[EXERCISE]: Can you write out all the lines word for word, with no pictures?

[DATA FOR THIS EXERCISE]:
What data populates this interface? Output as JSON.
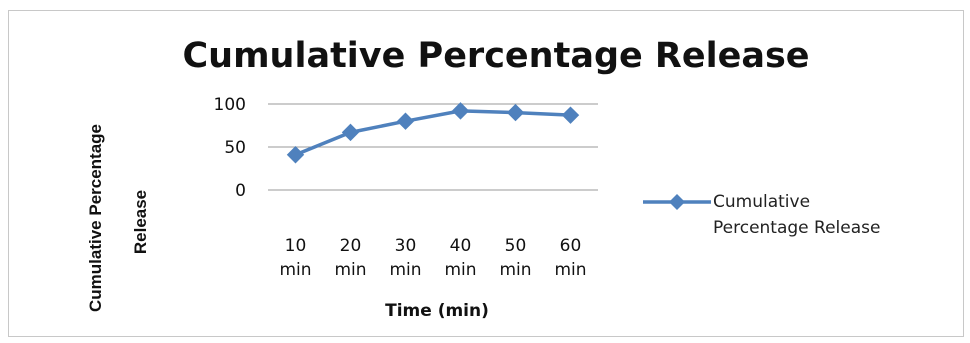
{
  "chart_data": {
    "type": "line",
    "title": "Cumulative  Percentage Release",
    "xlabel": "Time  (min)",
    "ylabel": "Cumulative  Percentage Release",
    "categories": [
      "10 min",
      "20 min",
      "30 min",
      "40 min",
      "50 min",
      "60 min"
    ],
    "series": [
      {
        "name": "Cumulative Percentage Release",
        "values": [
          41,
          67,
          80,
          92,
          90,
          87
        ],
        "color": "#4f81bd",
        "marker": "diamond"
      }
    ],
    "ylim": [
      0,
      100
    ],
    "yticks": [
      "0",
      "50",
      "100"
    ],
    "grid": "horizontal",
    "legend_position": "right"
  }
}
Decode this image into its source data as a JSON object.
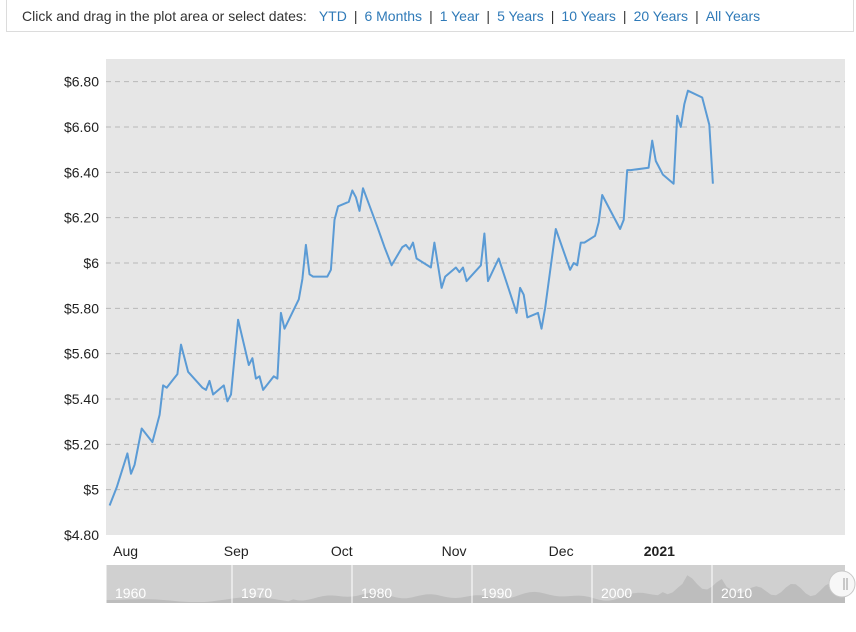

[REPLY]:
What data populates this interface? Output as JSON.
{
  "chart_data": {
    "type": "line",
    "title": "Cumulative  Percentage Release",
    "xlabel": "Time  (min)",
    "ylabel": "Cumulative  Percentage Release",
    "categories": [
      "10 min",
      "20 min",
      "30 min",
      "40 min",
      "50 min",
      "60 min"
    ],
    "series": [
      {
        "name": "Cumulative Percentage Release",
        "values": [
          41,
          67,
          80,
          92,
          90,
          87
        ],
        "color": "#4f81bd",
        "marker": "diamond"
      }
    ],
    "ylim": [
      0,
      100
    ],
    "yticks": [
      "0",
      "50",
      "100"
    ],
    "grid": "horizontal",
    "legend_position": "right"
  }
}
Decode this image into its source data as a JSON object.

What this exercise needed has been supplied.